* Start Raw records *
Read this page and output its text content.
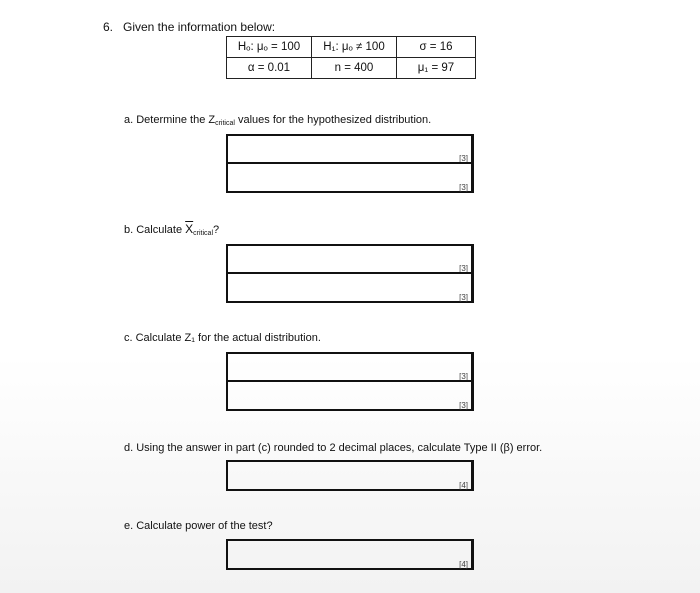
6. Given the information below:
Hₒ: μₒ = 100	H₁: μₒ ≠ 100	σ = 16
α = 0.01	n = 400	μ₁ = 97
a. Determine the $Z_{critical}$ values for the hypothesized distribution.
[3]
[3]
b. Calculate $\overline{X}_{critical}$?
[3]
[3]
c. Calculate Z₁ for the actual distribution.
[3]
[3]
d. Using the answer in part (c) rounded to 2 decimal places, calculate Type II (β) error.
[4]
e. Calculate power of the test?
[4]
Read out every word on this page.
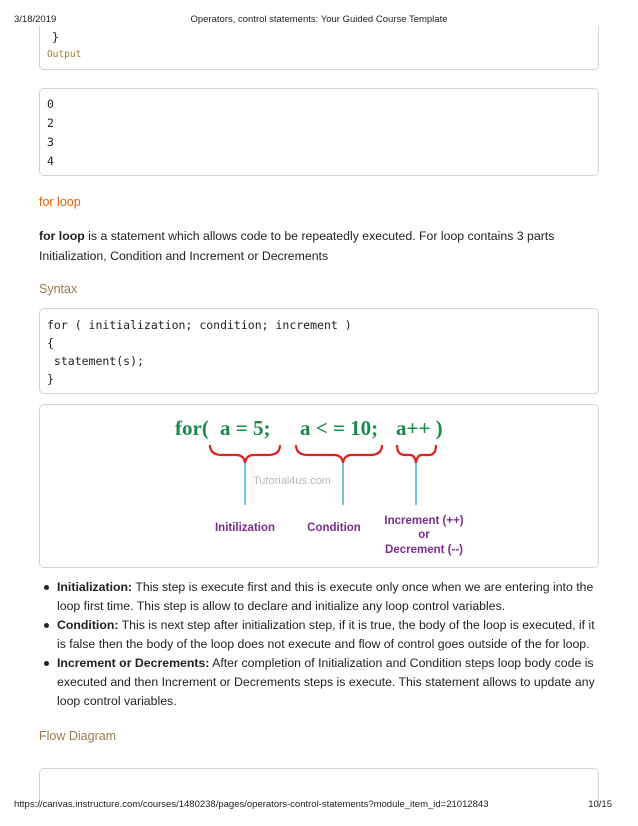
3/18/2019	Operators, control statements: Your Guided Course Template
}
Output
0
2
3
4
for loop
for loop is a statement which allows code to be repeatedly executed. For loop contains 3 parts Initialization, Condition and Increment or Decrements
Syntax
for ( initialization; condition; increment )
{
statement(s);
}
for( a = 5; a < = 10; a++ )
Tutorial4us.com
Initilization	Condition
Increment (++)
or
Decrement (--)
Initialization: This step is execute first and this is execute only once when we are entering into the loop first time. This step is allow to declare and initialize any loop control variables.
Condition: This is next step after initialization step, if it is true, the body of the loop is executed, if it is false then the body of the loop does not execute and flow of control goes outside of the for loop.
Increment or Decrements: After completion of Initialization and Condition steps loop body code is executed and then Increment or Decrements steps is execute. This statement allows to update any loop control variables.
Flow Diagram
https://canvas.instructure.com/courses/1480238/pages/operators-control-statements?module_item_id=21012843	10/15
* End Raw records *
Transcribe every line from the records above without alteration, and leave out the images.

Read this page and output its text content.
6. Given the information below:
Hₒ: μₒ = 100	H₁: μₒ ≠ 100	σ = 16
α = 0.01	n = 400	μ₁ = 97
a. Determine the $Z_{critical}$ values for the hypothesized distribution.
[3]
[3]
b. Calculate $\overline{X}_{critical}$?
[3]
[3]
c. Calculate Z₁ for the actual distribution.
[3]
[3]
d. Using the answer in part (c) rounded to 2 decimal places, calculate Type II (β) error.
[4]
e. Calculate power of the test?
[4]
Read out every word on this page.
3/18/2019	Operators, control statements: Your Guided Course Template
}
Output
0
2
3
4
for loop
for loop is a statement which allows code to be repeatedly executed. For loop contains 3 parts Initialization, Condition and Increment or Decrements
Syntax
for ( initialization; condition; increment )
{
statement(s);
}
for( a = 5; a < = 10; a++ )
Tutorial4us.com
Initilization	Condition
Increment (++)
or
Decrement (--)
Initialization: This step is execute first and this is execute only once when we are entering into the loop first time. This step is allow to declare and initialize any loop control variables.
Condition: This is next step after initialization step, if it is true, the body of the loop is executed, if it is false then the body of the loop does not execute and flow of control goes outside of the for loop.
Increment or Decrements: After completion of Initialization and Condition steps loop body code is executed and then Increment or Decrements steps is execute. This statement allows to update any loop control variables.
Flow Diagram
https://canvas.instructure.com/courses/1480238/pages/operators-control-statements?module_item_id=21012843	10/15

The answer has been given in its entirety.